[Work to complete] Find the string "percaya" in the entries and copy each line that has it.

(Collection entries)
-- START --

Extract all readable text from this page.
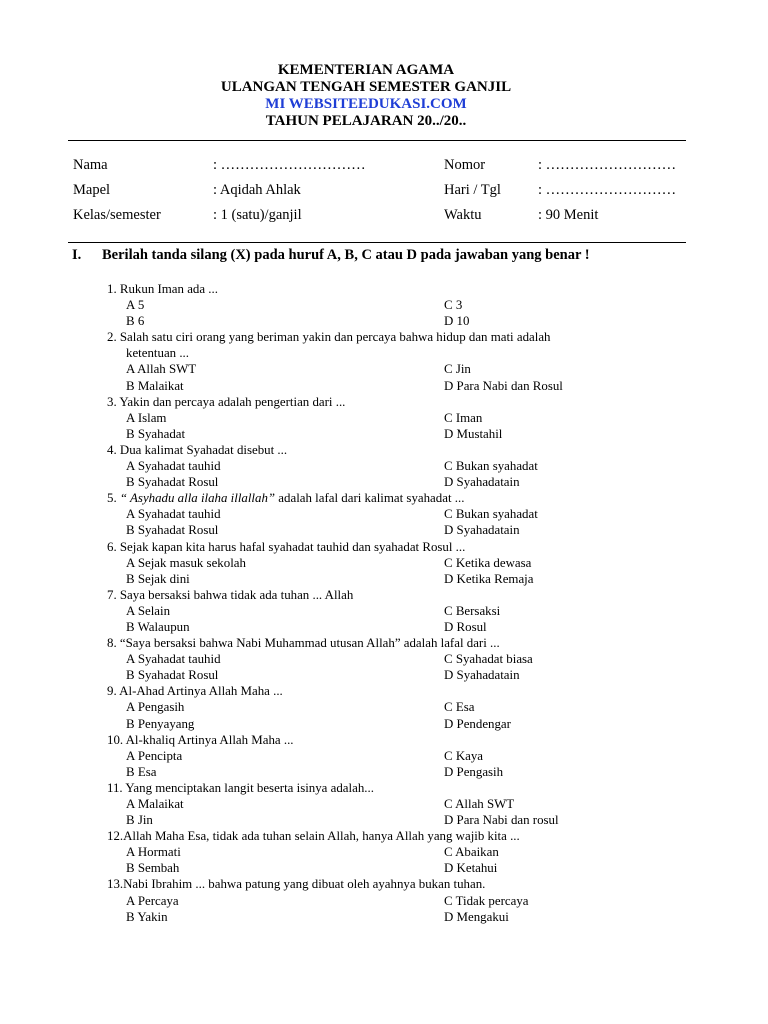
KEMENTERIAN AGAMA
ULANGAN TENGAH SEMESTER GANJIL
MI WEBSITEEDUKASI.COM
TAHUN PELAJARAN 20../20..
Nama	: …………………………	Nomor	: ………………………
Mapel	: Aqidah Ahlak	Hari / Tgl	: ………………………
Kelas/semester	: 1 (satu)/ganjil	Waktu	: 90 Menit
I. Berilah tanda silang (X) pada huruf A, B, C atau D pada jawaban yang benar !
1. Rukun Iman ada ...
A 5	C 3
B 6	D 10
2. Salah satu ciri orang yang beriman yakin dan percaya bahwa hidup dan mati adalah
ketentuan ...
A Allah SWT	C Jin
B Malaikat	D Para Nabi dan Rosul
3. Yakin dan percaya adalah pengertian dari ...
A Islam	C Iman
B Syahadat	D Mustahil
4. Dua kalimat Syahadat disebut ...
A Syahadat tauhid	C Bukan syahadat
B Syahadat Rosul	D Syahadatain
5. “ Asyhadu alla ilaha illallah” adalah lafal dari kalimat syahadat ...
A Syahadat tauhid	C Bukan syahadat
B Syahadat Rosul	D Syahadatain
6. Sejak kapan kita harus hafal syahadat tauhid dan syahadat Rosul ...
A Sejak masuk sekolah	C Ketika dewasa
B Sejak dini	D Ketika Remaja
7. Saya bersaksi bahwa tidak ada tuhan ... Allah
A Selain	C Bersaksi
B Walaupun	D Rosul
8. “Saya bersaksi bahwa Nabi Muhammad utusan Allah” adalah lafal dari ...
A Syahadat tauhid	C Syahadat biasa
B Syahadat Rosul	D Syahadatain
9. Al-Ahad Artinya Allah Maha ...
A Pengasih	C Esa
B Penyayang	D Pendengar
10. Al-khaliq Artinya Allah Maha ...
A Pencipta	C Kaya
B Esa	D Pengasih
11. Yang menciptakan langit beserta isinya adalah...
A Malaikat	C Allah SWT
B Jin	D Para Nabi dan rosul
12.Allah Maha Esa, tidak ada tuhan selain Allah, hanya Allah yang wajib kita ...
A Hormati	C Abaikan
B Sembah	D Ketahui
13.Nabi Ibrahim ... bahwa patung yang dibuat oleh ayahnya bukan tuhan.
A Percaya	C Tidak percaya
B Yakin	D Mengakui
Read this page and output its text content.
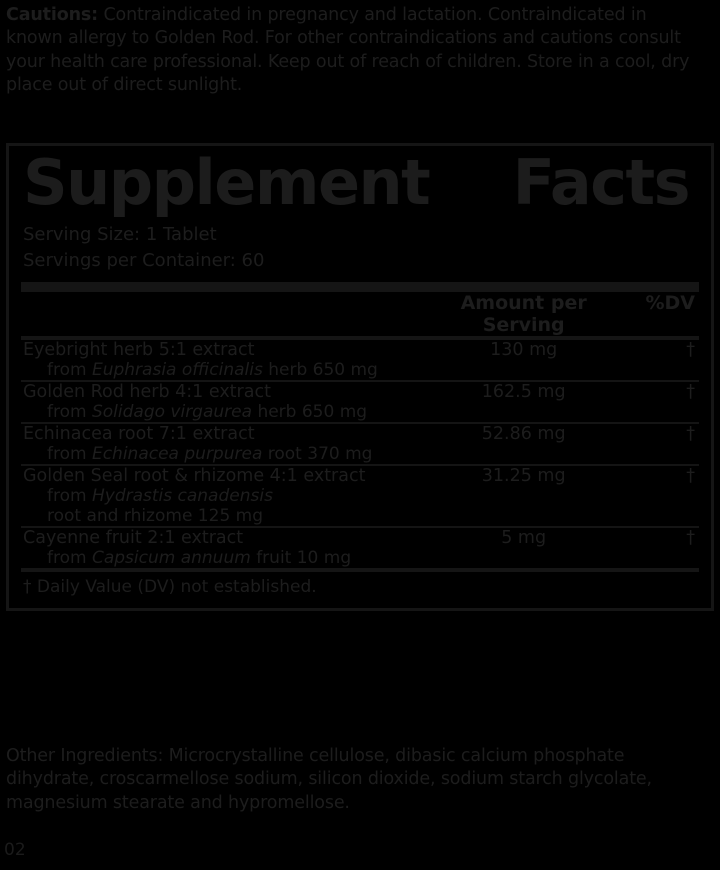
Cautions: Contraindicated in pregnancy and lactation. Contraindicated in known allergy to Golden Rod. For other contraindications and cautions consult your health care professional. Keep out of reach of children. Store in a cool, dry place out of direct sunlight.
Supplement Facts
Serving Size: 1 Tablet
Servings per Container: 60
	Amount per Serving	%DV
Eyebright herb 5:1 extract
from Euphrasia officinalis herb 650 mg
	130 mg	†
Golden Rod herb 4:1 extract
from Solidago virgaurea herb 650 mg
	162.5 mg	†
Echinacea root 7:1 extract
from Echinacea purpurea root 370 mg
	52.86 mg	†
Golden Seal root & rhizome 4:1 extract
from Hydrastis canadensis
root and rhizome 125 mg
	31.25 mg	†
Cayenne fruit 2:1 extract
from Capsicum annuum fruit 10 mg
	5 mg	†
† Daily Value (DV) not established.
Other Ingredients: Microcrystalline cellulose, dibasic calcium phosphate dihydrate, croscarmellose sodium, silicon dioxide, sodium starch glycolate, magnesium stearate and hypromellose.
02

-- END --

[Output]
2. Salah satu ciri orang yang beriman yakin dan percaya bahwa hidup dan mati adalah
3. Yakin dan percaya adalah pengertian dari ...
A Percaya	C Tidak percaya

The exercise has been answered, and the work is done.